● Provided entries
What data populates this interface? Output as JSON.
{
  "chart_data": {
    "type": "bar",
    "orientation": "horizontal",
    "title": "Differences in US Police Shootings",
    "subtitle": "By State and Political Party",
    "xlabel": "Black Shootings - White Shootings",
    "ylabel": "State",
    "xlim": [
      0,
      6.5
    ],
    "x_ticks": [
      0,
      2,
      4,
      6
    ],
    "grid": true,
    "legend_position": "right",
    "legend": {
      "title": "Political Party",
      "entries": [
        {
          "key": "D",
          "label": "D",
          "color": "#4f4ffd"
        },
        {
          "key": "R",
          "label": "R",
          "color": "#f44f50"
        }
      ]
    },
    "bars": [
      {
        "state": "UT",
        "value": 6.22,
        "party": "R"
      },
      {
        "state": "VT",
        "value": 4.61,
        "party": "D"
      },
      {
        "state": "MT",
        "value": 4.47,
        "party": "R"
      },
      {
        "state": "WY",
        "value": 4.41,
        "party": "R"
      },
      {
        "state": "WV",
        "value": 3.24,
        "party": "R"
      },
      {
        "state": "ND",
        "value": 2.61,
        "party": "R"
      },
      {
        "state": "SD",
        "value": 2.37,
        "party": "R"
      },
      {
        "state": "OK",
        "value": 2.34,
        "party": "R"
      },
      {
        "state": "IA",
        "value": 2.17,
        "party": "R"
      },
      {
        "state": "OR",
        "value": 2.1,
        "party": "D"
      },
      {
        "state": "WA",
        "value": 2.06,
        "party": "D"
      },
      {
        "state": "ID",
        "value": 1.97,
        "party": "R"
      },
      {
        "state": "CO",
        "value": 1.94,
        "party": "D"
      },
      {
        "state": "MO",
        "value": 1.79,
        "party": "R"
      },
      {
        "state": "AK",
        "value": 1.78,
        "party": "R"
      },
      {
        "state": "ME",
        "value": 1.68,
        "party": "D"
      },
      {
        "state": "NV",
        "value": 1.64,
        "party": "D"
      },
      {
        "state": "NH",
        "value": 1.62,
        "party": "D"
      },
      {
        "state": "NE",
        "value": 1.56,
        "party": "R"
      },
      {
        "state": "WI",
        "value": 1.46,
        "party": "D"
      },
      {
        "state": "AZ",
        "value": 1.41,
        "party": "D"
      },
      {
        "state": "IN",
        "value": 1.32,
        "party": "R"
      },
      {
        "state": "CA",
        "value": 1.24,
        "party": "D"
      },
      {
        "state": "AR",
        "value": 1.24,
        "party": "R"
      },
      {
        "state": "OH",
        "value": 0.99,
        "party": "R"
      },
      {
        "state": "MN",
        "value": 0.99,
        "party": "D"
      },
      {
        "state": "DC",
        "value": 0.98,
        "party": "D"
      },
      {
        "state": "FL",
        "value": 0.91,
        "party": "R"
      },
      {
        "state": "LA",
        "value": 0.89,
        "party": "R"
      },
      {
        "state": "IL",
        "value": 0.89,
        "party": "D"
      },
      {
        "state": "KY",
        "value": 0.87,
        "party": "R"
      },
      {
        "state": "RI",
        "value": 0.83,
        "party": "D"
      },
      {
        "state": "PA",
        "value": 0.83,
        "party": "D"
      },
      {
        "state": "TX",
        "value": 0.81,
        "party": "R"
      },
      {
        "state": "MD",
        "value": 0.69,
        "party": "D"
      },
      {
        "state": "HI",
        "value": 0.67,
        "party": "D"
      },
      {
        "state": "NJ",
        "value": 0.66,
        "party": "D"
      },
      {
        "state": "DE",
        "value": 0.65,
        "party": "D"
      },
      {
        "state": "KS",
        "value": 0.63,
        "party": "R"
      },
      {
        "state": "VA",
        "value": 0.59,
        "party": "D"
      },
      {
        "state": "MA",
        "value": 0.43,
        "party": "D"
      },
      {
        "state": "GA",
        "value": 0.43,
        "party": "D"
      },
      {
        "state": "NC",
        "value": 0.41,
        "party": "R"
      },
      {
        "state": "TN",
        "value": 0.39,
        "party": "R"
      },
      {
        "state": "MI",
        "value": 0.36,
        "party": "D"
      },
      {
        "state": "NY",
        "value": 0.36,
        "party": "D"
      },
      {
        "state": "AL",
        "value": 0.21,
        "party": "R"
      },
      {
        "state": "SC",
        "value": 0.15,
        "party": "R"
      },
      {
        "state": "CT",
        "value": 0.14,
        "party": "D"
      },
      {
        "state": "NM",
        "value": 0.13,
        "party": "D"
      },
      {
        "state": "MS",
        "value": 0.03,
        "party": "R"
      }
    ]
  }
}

● What is expected
How many of the lines above include the word "Shootings"? Respond with the number alone.

● Final answer
2